┌─ Task material

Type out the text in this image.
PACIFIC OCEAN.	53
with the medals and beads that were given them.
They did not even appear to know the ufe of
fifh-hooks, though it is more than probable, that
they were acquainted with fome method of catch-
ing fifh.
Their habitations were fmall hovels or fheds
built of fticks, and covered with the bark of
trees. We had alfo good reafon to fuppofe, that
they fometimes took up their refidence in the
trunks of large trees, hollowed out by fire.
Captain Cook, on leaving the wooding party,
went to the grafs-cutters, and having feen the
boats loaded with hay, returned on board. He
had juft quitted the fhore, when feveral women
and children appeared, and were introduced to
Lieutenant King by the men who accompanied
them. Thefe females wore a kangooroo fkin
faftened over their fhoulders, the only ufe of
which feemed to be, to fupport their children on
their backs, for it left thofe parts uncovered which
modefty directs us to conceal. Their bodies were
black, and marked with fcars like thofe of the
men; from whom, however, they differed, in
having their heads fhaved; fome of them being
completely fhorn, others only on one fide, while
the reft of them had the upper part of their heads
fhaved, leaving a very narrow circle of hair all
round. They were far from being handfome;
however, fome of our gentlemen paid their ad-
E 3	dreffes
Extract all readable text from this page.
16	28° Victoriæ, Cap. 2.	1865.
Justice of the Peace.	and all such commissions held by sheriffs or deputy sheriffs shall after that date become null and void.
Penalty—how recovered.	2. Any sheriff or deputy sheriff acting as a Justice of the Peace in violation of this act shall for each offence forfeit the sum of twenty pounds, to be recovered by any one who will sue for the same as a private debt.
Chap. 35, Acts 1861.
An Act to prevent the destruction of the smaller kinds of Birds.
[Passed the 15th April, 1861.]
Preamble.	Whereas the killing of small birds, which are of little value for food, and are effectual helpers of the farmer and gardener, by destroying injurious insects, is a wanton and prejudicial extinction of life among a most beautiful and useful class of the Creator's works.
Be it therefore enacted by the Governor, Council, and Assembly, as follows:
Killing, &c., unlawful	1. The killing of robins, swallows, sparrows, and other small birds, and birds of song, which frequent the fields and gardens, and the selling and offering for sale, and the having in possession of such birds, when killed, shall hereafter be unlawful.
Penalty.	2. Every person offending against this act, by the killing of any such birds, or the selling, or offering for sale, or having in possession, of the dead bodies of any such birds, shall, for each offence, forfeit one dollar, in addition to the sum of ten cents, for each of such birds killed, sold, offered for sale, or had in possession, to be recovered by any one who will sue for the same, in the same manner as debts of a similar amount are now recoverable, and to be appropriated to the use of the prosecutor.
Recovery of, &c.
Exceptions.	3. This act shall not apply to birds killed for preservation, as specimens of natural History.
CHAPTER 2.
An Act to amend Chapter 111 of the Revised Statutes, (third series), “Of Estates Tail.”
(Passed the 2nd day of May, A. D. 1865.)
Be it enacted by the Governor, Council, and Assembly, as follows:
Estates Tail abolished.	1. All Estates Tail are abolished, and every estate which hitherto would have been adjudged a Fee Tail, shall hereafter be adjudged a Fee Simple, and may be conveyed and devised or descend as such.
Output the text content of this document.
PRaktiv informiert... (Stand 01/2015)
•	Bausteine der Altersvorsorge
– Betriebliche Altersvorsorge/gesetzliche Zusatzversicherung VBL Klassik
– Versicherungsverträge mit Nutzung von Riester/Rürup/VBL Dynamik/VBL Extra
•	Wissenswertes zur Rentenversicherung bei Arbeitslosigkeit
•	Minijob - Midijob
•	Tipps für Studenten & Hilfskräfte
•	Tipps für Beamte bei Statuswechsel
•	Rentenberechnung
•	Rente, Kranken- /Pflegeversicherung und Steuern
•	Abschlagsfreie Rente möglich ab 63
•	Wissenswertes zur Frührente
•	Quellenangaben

└─

Determine the number of lines in the listing that hold the word "Wissenswertes", and supply that number and nothing further.

■ **Expected answer**: 2